**Task inputs:**

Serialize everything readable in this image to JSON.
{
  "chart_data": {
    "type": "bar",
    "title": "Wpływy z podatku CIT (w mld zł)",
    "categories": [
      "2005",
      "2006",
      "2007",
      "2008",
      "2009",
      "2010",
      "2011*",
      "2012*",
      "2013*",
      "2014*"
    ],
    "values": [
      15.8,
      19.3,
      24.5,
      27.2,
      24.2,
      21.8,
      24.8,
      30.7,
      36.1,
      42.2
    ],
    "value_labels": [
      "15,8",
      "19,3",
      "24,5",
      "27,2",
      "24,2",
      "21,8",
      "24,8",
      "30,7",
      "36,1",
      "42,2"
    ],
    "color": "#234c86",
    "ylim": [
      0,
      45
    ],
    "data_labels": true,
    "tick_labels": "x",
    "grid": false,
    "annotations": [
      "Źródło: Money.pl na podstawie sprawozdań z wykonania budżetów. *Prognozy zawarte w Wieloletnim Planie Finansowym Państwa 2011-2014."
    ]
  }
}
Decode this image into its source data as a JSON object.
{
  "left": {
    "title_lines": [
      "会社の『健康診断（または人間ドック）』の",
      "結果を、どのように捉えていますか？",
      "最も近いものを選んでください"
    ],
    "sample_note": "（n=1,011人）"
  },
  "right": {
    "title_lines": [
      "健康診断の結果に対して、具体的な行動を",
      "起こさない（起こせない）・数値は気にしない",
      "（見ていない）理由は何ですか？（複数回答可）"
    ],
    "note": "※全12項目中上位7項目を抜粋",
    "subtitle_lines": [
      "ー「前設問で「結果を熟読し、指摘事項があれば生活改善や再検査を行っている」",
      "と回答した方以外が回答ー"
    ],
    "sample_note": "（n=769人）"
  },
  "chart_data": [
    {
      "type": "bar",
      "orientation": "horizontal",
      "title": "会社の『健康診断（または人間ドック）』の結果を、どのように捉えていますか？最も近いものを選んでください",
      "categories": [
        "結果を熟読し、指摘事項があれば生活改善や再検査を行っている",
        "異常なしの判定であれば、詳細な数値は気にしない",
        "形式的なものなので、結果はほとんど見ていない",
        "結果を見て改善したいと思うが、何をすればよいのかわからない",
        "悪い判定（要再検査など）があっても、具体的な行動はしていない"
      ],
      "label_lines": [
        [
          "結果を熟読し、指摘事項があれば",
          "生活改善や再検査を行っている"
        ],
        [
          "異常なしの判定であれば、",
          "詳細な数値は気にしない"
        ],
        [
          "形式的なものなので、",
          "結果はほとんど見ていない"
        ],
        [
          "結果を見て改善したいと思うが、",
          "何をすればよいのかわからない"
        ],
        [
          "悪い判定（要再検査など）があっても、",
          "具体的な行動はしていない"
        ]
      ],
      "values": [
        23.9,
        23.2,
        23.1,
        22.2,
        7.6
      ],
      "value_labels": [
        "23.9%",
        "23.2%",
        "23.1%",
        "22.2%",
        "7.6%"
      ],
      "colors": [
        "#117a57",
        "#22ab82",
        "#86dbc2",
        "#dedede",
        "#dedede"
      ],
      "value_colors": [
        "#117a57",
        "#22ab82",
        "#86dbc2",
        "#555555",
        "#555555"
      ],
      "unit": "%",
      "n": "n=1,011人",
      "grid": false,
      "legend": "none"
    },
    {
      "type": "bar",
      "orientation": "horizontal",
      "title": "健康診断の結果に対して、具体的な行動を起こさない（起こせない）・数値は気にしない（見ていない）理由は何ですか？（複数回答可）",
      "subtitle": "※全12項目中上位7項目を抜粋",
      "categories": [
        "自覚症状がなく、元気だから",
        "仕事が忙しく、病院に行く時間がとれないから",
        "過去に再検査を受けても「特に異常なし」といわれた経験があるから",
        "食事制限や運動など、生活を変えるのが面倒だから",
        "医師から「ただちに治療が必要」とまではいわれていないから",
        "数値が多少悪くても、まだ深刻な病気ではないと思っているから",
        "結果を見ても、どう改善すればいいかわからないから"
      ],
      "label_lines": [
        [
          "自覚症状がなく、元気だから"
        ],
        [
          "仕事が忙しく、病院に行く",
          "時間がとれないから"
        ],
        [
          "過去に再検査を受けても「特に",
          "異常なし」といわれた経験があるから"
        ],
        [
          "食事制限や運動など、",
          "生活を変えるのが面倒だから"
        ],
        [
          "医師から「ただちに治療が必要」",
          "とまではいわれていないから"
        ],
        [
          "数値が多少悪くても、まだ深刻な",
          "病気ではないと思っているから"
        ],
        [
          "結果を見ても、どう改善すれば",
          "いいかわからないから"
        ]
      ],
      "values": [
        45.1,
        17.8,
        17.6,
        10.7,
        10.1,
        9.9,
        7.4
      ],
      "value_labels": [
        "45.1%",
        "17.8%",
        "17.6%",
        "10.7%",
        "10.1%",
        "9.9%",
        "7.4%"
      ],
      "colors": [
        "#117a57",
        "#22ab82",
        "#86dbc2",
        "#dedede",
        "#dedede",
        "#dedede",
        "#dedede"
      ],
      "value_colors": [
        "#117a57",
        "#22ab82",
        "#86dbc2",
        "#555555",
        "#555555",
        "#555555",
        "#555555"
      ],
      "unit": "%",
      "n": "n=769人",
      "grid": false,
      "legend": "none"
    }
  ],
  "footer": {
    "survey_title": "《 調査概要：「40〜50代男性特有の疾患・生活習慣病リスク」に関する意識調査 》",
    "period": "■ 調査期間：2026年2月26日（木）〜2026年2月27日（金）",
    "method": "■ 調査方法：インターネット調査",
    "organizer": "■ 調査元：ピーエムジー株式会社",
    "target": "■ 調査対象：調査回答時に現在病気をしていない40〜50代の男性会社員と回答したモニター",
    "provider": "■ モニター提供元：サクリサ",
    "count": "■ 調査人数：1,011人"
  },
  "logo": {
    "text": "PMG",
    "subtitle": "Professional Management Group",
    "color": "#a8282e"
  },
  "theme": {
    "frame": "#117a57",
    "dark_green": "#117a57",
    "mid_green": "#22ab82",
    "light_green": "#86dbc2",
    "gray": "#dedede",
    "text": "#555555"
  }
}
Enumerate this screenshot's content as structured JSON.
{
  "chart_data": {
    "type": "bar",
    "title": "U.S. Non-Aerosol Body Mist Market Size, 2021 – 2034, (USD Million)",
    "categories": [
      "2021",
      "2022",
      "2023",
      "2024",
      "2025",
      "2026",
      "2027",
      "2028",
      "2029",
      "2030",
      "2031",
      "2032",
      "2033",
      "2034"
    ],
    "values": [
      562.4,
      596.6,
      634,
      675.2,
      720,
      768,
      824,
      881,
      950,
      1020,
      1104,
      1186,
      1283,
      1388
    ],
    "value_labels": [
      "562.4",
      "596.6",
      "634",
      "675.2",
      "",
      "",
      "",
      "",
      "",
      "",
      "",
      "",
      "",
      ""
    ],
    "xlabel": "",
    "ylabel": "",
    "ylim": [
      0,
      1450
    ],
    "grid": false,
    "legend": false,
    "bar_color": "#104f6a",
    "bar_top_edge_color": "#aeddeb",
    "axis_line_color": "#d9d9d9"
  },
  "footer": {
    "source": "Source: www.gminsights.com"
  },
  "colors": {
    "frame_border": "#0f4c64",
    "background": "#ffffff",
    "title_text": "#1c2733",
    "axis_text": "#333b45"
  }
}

**Short exercise:** Collect, from the material above, every line containing the word "仕事が忙しく".

**Reply to the task:**
        "仕事が忙しく、病院に行く時間がとれないから",
          "仕事が忙しく、病院に行く",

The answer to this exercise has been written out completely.